- Record excerpts

============================================================

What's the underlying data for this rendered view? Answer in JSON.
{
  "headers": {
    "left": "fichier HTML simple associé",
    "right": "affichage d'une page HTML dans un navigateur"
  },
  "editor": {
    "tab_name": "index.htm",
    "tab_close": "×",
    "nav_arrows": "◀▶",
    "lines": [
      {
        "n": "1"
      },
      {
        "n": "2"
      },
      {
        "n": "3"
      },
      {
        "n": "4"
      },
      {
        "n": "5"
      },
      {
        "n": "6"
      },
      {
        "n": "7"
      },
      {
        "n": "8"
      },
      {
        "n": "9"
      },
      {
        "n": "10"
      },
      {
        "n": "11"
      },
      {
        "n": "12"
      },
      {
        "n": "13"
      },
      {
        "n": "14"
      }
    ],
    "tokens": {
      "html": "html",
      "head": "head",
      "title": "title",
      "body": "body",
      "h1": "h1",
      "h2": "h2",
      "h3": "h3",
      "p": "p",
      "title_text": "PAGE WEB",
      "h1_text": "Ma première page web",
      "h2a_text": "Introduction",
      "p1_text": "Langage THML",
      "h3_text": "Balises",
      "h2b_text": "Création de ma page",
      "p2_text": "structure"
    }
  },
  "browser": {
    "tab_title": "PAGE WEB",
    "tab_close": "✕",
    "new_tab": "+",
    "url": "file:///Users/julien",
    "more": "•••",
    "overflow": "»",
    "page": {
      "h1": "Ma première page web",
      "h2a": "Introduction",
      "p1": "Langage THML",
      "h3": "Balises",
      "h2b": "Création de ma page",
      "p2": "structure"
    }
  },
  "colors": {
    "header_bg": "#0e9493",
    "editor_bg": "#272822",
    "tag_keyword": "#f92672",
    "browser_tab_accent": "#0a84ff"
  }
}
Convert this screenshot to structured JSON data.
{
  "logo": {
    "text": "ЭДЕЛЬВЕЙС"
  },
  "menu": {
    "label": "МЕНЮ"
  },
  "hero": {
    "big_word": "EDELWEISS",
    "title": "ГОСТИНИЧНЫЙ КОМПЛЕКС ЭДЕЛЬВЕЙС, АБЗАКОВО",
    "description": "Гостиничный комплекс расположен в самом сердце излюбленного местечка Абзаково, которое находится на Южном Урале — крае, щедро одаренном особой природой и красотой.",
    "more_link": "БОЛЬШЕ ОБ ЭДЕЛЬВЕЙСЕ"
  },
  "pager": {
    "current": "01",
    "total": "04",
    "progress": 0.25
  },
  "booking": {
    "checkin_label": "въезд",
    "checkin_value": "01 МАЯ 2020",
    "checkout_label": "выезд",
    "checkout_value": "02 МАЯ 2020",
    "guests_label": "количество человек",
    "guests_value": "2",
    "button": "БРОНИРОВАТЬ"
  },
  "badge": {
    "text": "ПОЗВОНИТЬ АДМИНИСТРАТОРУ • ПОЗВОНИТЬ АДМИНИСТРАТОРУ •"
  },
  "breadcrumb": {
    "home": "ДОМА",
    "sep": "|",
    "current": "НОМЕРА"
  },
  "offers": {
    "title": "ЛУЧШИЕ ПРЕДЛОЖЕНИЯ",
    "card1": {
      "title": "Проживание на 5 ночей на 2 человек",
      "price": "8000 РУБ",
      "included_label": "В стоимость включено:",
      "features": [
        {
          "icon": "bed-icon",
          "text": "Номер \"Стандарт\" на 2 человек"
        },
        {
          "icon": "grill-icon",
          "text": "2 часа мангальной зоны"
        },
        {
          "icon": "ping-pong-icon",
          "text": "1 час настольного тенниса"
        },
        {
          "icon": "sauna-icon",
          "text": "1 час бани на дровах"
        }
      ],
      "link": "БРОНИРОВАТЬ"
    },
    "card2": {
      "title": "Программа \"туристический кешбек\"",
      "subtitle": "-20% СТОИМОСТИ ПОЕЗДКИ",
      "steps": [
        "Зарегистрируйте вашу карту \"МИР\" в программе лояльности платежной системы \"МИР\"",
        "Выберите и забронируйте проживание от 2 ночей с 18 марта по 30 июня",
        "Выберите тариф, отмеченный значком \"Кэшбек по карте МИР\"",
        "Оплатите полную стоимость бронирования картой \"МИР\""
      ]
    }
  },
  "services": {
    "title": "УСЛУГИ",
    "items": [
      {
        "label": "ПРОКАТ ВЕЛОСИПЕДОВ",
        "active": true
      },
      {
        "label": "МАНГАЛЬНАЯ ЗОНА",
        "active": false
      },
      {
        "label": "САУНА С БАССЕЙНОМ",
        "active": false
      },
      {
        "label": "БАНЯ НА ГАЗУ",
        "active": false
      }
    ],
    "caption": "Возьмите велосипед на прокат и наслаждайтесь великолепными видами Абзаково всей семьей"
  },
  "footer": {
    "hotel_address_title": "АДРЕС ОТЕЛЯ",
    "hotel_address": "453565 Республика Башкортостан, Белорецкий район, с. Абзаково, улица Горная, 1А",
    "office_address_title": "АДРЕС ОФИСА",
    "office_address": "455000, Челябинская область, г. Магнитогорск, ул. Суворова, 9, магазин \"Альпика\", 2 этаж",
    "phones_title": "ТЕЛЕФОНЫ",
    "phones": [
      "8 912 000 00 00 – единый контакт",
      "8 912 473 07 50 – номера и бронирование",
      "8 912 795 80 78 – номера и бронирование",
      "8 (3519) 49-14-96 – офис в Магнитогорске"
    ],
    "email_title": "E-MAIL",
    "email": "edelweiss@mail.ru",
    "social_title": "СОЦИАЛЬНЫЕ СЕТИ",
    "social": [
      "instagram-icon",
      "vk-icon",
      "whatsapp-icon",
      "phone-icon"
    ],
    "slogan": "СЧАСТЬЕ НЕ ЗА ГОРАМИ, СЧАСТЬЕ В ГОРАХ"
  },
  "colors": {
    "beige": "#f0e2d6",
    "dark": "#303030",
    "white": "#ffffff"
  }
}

============================================================

- Work instructions
Pick out the lines containing the string "this".

- Result of the task
What's the underlying data for this rendered view? Answer in JSON.
Convert this screenshot to structured JSON data.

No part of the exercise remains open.